— Start —

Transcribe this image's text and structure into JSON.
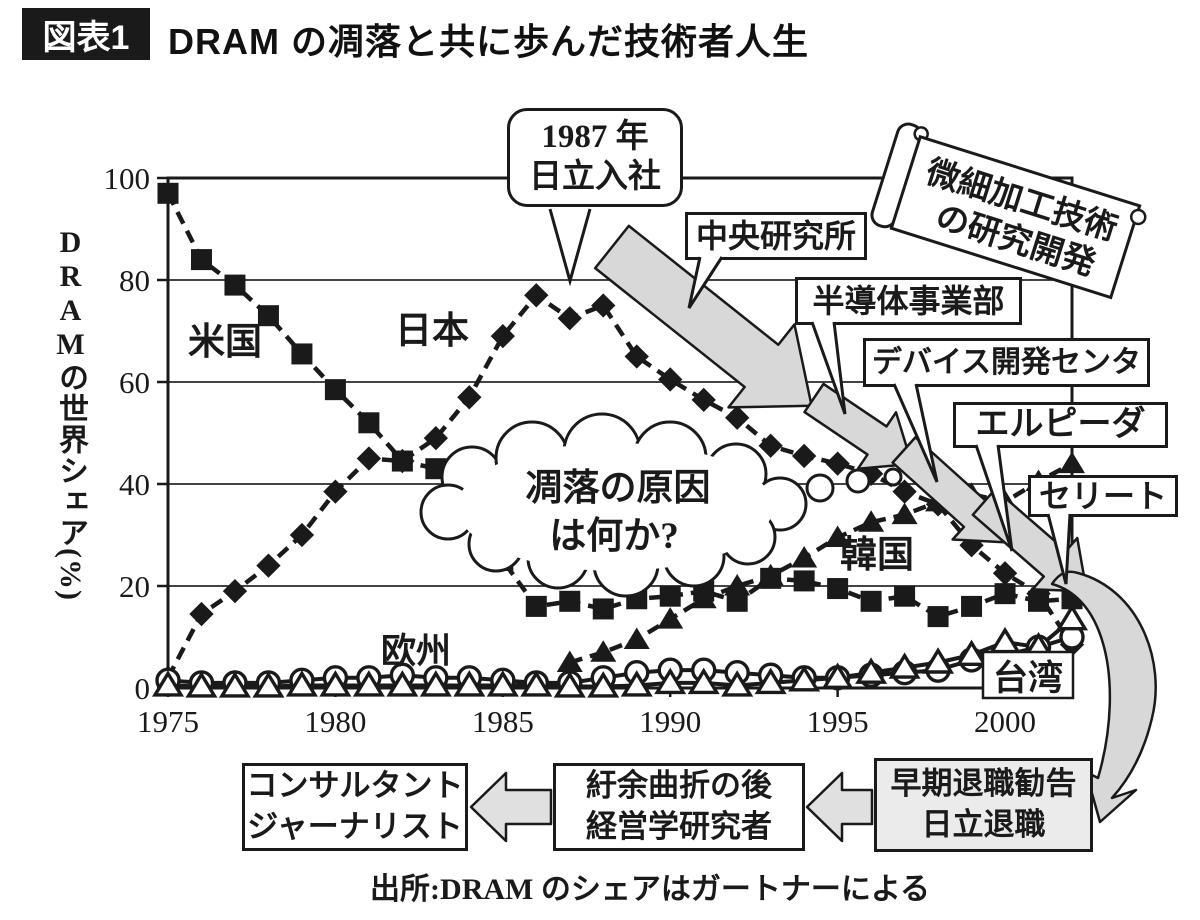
{
  "header": {
    "figure_label": "図表1",
    "title": "DRAM の凋落と共に歩んだ技術者人生"
  },
  "chart_data": {
    "type": "line",
    "x": [
      1975,
      1976,
      1977,
      1978,
      1979,
      1980,
      1981,
      1982,
      1983,
      1984,
      1985,
      1986,
      1987,
      1988,
      1989,
      1990,
      1991,
      1992,
      1993,
      1994,
      1995,
      1996,
      1997,
      1998,
      1999,
      2000,
      2001,
      2002
    ],
    "xticks": [
      1975,
      1980,
      1985,
      1990,
      1995,
      2000
    ],
    "yticks": [
      0,
      20,
      40,
      60,
      80,
      100
    ],
    "ylim": [
      0,
      100
    ],
    "ylabel": "DRAMの世界シェア(%)",
    "grid": "horizontal",
    "legend": "inline-labels",
    "series": [
      {
        "name": "米国",
        "marker": "square",
        "marker_fill": "filled",
        "values": [
          97,
          84,
          79,
          73,
          65.5,
          58.5,
          52,
          44.5,
          43,
          42,
          25,
          16,
          17,
          15.5,
          17.5,
          18,
          19,
          17,
          21.5,
          21,
          19.5,
          17,
          18,
          14,
          16,
          18.5,
          17,
          17.5
        ]
      },
      {
        "name": "日本",
        "marker": "diamond",
        "marker_fill": "filled",
        "values": [
          2,
          14.5,
          19,
          24,
          30,
          38.5,
          45,
          44.5,
          49,
          57,
          69,
          77,
          72.5,
          75,
          65,
          60.5,
          56.5,
          53,
          47.5,
          45.5,
          44,
          42,
          38.5,
          36,
          28,
          22.5,
          18.5,
          8.5
        ]
      },
      {
        "name": "韓国",
        "marker": "triangle",
        "marker_fill": "filled",
        "values": [
          null,
          null,
          null,
          null,
          null,
          null,
          null,
          null,
          null,
          null,
          null,
          null,
          5,
          7,
          9.5,
          13.5,
          17.5,
          20,
          22,
          25.5,
          29.5,
          32.5,
          34,
          36.5,
          38,
          36.5,
          40.5,
          44
        ]
      },
      {
        "name": "欧州",
        "marker": "circle",
        "marker_fill": "open",
        "values": [
          1.5,
          1,
          1,
          1,
          1.5,
          2,
          2,
          2.5,
          2,
          2,
          1.5,
          1,
          1,
          2,
          3,
          3.5,
          3.5,
          3,
          2.5,
          2,
          2,
          2.5,
          3,
          3.5,
          5.5,
          6.5,
          8,
          10
        ]
      },
      {
        "name": "台湾",
        "marker": "triangle",
        "marker_fill": "open",
        "values": [
          0.5,
          0.3,
          0.3,
          0.3,
          0.5,
          0.5,
          0.5,
          0.5,
          0.5,
          0.5,
          0.5,
          0.5,
          0.3,
          0.3,
          0.5,
          1,
          1,
          0.5,
          1,
          1.5,
          2,
          3,
          4,
          5,
          6.5,
          9,
          8,
          13.5
        ]
      }
    ]
  },
  "annotations": {
    "join_1987": {
      "line1": "1987 年",
      "line2": "日立入社"
    },
    "central_lab": {
      "label": "中央研究所"
    },
    "scroll_banner": {
      "line1": "微細加工技術",
      "line2": "の研究開発"
    },
    "semiconductor_div": {
      "label": "半導体事業部"
    },
    "device_center": {
      "label": "デバイス開発センタ"
    },
    "elpida": {
      "label": "エルピーダ"
    },
    "selete": {
      "label": "セリート"
    },
    "thought_cloud": {
      "line1": "凋落の原因",
      "line2": "は何か?"
    }
  },
  "career_flow": {
    "consultant": {
      "line1": "コンサルタント",
      "line2": "ジャーナリスト"
    },
    "scholar": {
      "line1": "紆余曲折の後",
      "line2": "経営学研究者"
    },
    "retirement": {
      "line1": "早期退職勧告",
      "line2": "日立退職"
    }
  },
  "source_note": "出所:DRAM のシェアはガートナーによる"
}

— End —

## Exercise
Extract every line of the data exactly; pictures stay out.

## Finished answer
Transcribe this image's text and structure into JSON.
{
  "header": {
    "figure_label": "図表1",
    "title": "DRAM の凋落と共に歩んだ技術者人生"
  },
  "chart_data": {
    "type": "line",
    "x": [
      1975,
      1976,
      1977,
      1978,
      1979,
      1980,
      1981,
      1982,
      1983,
      1984,
      1985,
      1986,
      1987,
      1988,
      1989,
      1990,
      1991,
      1992,
      1993,
      1994,
      1995,
      1996,
      1997,
      1998,
      1999,
      2000,
      2001,
      2002
    ],
    "xticks": [
      1975,
      1980,
      1985,
      1990,
      1995,
      2000
    ],
    "yticks": [
      0,
      20,
      40,
      60,
      80,
      100
    ],
    "ylim": [
      0,
      100
    ],
    "ylabel": "DRAMの世界シェア(%)",
    "grid": "horizontal",
    "legend": "inline-labels",
    "series": [
      {
        "name": "米国",
        "marker": "square",
        "marker_fill": "filled",
        "values": [
          97,
          84,
          79,
          73,
          65.5,
          58.5,
          52,
          44.5,
          43,
          42,
          25,
          16,
          17,
          15.5,
          17.5,
          18,
          19,
          17,
          21.5,
          21,
          19.5,
          17,
          18,
          14,
          16,
          18.5,
          17,
          17.5
        ]
      },
      {
        "name": "日本",
        "marker": "diamond",
        "marker_fill": "filled",
        "values": [
          2,
          14.5,
          19,
          24,
          30,
          38.5,
          45,
          44.5,
          49,
          57,
          69,
          77,
          72.5,
          75,
          65,
          60.5,
          56.5,
          53,
          47.5,
          45.5,
          44,
          42,
          38.5,
          36,
          28,
          22.5,
          18.5,
          8.5
        ]
      },
      {
        "name": "韓国",
        "marker": "triangle",
        "marker_fill": "filled",
        "values": [
          null,
          null,
          null,
          null,
          null,
          null,
          null,
          null,
          null,
          null,
          null,
          null,
          5,
          7,
          9.5,
          13.5,
          17.5,
          20,
          22,
          25.5,
          29.5,
          32.5,
          34,
          36.5,
          38,
          36.5,
          40.5,
          44
        ]
      },
      {
        "name": "欧州",
        "marker": "circle",
        "marker_fill": "open",
        "values": [
          1.5,
          1,
          1,
          1,
          1.5,
          2,
          2,
          2.5,
          2,
          2,
          1.5,
          1,
          1,
          2,
          3,
          3.5,
          3.5,
          3,
          2.5,
          2,
          2,
          2.5,
          3,
          3.5,
          5.5,
          6.5,
          8,
          10
        ]
      },
      {
        "name": "台湾",
        "marker": "triangle",
        "marker_fill": "open",
        "values": [
          0.5,
          0.3,
          0.3,
          0.3,
          0.5,
          0.5,
          0.5,
          0.5,
          0.5,
          0.5,
          0.5,
          0.5,
          0.3,
          0.3,
          0.5,
          1,
          1,
          0.5,
          1,
          1.5,
          2,
          3,
          4,
          5,
          6.5,
          9,
          8,
          13.5
        ]
      }
    ]
  },
  "annotations": {
    "join_1987": {
      "line1": "1987 年",
      "line2": "日立入社"
    },
    "central_lab": {
      "label": "中央研究所"
    },
    "scroll_banner": {
      "line1": "微細加工技術",
      "line2": "の研究開発"
    },
    "semiconductor_div": {
      "label": "半導体事業部"
    },
    "device_center": {
      "label": "デバイス開発センタ"
    },
    "elpida": {
      "label": "エルピーダ"
    },
    "selete": {
      "label": "セリート"
    },
    "thought_cloud": {
      "line1": "凋落の原因",
      "line2": "は何か?"
    }
  },
  "career_flow": {
    "consultant": {
      "line1": "コンサルタント",
      "line2": "ジャーナリスト"
    },
    "scholar": {
      "line1": "紆余曲折の後",
      "line2": "経営学研究者"
    },
    "retirement": {
      "line1": "早期退職勧告",
      "line2": "日立退職"
    }
  },
  "source_note": "出所:DRAM のシェアはガートナーによる"
}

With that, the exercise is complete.